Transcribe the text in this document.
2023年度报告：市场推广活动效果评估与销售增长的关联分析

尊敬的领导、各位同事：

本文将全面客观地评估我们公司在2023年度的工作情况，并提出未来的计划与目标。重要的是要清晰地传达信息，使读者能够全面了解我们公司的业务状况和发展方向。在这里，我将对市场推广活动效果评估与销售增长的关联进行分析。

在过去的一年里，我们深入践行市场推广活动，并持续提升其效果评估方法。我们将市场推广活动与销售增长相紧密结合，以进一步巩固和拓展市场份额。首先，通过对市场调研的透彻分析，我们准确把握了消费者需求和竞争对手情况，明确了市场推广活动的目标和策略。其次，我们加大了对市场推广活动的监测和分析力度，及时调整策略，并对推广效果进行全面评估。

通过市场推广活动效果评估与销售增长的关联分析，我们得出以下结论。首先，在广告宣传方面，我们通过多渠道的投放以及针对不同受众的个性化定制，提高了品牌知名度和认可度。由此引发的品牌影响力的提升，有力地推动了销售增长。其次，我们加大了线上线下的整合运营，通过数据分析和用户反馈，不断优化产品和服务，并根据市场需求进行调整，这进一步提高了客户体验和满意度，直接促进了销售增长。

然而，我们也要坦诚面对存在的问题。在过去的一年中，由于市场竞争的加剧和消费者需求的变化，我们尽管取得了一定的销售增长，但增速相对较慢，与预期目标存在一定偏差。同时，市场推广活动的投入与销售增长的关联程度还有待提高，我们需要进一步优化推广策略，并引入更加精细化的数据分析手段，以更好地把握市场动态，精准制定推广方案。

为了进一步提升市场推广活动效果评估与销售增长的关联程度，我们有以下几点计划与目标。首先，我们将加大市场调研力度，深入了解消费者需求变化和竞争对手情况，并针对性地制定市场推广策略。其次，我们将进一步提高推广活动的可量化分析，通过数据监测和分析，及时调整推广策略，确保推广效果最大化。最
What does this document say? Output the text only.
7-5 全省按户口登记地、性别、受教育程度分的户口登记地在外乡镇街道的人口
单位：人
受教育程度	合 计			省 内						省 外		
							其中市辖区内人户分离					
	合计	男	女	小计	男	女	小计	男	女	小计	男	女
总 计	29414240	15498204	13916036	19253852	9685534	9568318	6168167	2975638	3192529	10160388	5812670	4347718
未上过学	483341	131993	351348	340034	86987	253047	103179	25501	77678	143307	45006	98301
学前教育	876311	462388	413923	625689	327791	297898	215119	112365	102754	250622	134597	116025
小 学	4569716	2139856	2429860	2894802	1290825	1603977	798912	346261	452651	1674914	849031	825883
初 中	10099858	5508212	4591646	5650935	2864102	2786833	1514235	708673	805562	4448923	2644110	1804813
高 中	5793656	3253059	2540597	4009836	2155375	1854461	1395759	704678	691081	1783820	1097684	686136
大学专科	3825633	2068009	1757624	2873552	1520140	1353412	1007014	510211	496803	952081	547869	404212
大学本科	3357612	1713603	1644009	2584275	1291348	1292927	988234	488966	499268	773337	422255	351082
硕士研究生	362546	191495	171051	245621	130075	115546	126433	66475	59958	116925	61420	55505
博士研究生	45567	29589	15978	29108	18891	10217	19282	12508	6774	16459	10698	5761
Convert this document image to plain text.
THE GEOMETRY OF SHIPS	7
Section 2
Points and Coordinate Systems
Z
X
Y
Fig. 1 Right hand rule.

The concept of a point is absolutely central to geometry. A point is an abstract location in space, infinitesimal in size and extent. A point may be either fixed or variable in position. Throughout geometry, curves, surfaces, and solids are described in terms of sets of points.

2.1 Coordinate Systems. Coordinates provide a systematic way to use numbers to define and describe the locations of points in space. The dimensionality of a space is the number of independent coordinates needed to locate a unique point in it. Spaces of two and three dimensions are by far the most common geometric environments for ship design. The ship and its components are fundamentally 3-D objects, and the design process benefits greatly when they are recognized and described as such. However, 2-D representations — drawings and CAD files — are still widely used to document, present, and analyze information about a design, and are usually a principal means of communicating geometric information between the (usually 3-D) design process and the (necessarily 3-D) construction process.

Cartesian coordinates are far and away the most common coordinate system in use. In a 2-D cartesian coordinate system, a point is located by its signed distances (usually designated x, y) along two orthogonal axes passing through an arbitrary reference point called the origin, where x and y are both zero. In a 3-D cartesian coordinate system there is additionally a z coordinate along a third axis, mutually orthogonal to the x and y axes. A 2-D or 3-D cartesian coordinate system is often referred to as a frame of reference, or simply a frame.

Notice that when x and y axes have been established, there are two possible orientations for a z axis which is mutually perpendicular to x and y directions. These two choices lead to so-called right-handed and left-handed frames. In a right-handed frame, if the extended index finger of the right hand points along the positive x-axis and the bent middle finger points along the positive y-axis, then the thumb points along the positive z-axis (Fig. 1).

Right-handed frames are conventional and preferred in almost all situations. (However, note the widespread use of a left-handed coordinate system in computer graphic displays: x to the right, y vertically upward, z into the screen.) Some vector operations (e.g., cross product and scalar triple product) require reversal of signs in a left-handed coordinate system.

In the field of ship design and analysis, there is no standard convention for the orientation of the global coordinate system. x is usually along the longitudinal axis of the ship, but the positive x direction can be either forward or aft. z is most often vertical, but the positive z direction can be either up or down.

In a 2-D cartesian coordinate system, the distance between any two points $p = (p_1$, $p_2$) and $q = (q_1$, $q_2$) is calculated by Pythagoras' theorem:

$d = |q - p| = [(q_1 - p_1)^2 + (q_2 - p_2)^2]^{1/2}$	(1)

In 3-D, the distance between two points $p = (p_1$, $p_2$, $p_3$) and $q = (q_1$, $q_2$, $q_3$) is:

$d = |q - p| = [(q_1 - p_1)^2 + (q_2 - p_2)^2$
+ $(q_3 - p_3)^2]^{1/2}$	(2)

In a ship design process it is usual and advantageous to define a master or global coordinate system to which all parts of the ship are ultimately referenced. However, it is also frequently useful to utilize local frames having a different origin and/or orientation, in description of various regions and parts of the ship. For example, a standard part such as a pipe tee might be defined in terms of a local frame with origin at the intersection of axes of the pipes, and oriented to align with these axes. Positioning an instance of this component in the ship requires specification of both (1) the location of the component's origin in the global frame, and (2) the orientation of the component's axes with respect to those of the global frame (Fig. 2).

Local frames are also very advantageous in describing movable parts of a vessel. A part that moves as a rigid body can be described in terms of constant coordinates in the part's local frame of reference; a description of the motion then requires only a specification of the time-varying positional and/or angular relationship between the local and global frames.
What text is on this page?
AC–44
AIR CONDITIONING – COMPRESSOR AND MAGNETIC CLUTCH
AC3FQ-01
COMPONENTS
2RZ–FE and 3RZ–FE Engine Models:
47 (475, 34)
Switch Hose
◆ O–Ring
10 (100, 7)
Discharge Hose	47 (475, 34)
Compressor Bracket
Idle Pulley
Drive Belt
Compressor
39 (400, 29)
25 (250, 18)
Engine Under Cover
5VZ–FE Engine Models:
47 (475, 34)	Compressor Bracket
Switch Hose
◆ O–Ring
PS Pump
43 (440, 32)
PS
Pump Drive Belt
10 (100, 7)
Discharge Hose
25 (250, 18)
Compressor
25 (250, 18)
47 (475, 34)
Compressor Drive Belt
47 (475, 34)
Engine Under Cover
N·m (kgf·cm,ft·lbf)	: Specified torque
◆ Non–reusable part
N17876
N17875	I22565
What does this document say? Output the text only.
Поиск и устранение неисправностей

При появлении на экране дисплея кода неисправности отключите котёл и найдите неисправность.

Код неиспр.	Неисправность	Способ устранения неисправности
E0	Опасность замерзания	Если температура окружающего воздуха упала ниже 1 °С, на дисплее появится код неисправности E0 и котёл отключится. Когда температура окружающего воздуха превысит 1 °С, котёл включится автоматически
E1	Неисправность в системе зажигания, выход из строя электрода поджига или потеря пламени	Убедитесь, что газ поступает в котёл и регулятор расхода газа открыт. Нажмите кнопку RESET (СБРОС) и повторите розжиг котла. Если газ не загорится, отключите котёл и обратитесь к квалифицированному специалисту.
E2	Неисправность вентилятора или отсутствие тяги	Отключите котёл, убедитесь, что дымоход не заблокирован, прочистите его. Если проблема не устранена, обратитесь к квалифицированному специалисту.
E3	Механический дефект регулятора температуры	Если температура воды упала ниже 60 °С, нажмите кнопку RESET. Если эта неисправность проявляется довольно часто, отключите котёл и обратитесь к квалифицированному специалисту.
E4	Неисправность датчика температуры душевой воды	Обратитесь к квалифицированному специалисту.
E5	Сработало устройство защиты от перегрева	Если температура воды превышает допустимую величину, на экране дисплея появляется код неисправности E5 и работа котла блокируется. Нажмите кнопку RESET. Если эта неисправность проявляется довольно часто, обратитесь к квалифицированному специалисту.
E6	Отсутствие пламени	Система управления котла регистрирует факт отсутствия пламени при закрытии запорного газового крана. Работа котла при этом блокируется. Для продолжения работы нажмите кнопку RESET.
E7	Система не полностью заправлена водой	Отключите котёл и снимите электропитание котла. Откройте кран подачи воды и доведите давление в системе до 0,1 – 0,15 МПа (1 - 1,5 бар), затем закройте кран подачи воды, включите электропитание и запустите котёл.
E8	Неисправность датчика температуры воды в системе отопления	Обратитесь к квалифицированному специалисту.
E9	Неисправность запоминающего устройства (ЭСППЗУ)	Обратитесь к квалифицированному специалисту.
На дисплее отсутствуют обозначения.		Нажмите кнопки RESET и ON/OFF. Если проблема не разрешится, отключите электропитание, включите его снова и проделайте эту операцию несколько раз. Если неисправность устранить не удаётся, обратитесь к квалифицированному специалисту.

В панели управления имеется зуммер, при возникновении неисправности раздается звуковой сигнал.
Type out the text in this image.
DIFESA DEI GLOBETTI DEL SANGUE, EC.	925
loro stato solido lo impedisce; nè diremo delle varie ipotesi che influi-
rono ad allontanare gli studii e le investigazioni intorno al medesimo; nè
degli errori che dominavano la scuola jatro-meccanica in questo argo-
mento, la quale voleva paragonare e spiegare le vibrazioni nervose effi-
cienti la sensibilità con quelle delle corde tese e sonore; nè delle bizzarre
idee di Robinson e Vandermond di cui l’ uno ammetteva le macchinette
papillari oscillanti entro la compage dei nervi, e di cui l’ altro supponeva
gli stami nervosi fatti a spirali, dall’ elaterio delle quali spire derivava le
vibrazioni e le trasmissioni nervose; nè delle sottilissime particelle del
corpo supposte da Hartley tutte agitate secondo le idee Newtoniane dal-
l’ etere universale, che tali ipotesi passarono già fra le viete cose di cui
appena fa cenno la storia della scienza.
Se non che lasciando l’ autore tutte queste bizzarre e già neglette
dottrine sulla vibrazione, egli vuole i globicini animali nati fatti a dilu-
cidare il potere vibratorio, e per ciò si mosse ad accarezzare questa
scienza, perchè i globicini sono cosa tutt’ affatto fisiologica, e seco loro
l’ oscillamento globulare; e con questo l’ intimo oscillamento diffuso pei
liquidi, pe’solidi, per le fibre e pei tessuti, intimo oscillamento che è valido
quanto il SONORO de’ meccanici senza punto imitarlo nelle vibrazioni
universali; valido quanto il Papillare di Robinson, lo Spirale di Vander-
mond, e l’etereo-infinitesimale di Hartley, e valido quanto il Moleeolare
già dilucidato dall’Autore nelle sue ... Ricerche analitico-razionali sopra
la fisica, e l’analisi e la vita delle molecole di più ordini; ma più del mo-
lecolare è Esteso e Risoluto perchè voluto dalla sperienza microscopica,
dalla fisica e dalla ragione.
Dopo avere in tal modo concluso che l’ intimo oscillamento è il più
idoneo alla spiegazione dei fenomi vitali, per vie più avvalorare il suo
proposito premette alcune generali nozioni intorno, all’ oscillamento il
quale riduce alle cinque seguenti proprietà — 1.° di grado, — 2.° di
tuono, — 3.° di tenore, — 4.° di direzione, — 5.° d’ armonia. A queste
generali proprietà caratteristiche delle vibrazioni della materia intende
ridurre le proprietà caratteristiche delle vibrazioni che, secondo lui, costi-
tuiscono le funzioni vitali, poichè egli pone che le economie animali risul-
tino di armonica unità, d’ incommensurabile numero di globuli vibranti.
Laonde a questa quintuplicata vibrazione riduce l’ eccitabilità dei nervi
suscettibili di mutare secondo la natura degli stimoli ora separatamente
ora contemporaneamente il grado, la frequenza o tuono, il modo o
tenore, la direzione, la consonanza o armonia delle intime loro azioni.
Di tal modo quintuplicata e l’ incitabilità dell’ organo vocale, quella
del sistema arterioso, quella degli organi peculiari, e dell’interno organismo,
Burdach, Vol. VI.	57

» GIVEN TASK
Your task is to collect every line above that contains the word "проявляется".

» RESULT OF THIS EXERCISE
E3	Механический дефект регулятора температуры	Если температура воды упала ниже 60 °С, нажмите кнопку RESET. Если эта неисправность проявляется довольно часто, отключите котёл и обратитесь к квалифицированному специалисту.
E5	Сработало устройство защиты от перегрева	Если температура воды превышает допустимую величину, на экране дисплея появляется код неисправности E5 и работа котла блокируется. Нажмите кнопку RESET. Если эта неисправность проявляется довольно часто, обратитесь к квалифицированному специалисту.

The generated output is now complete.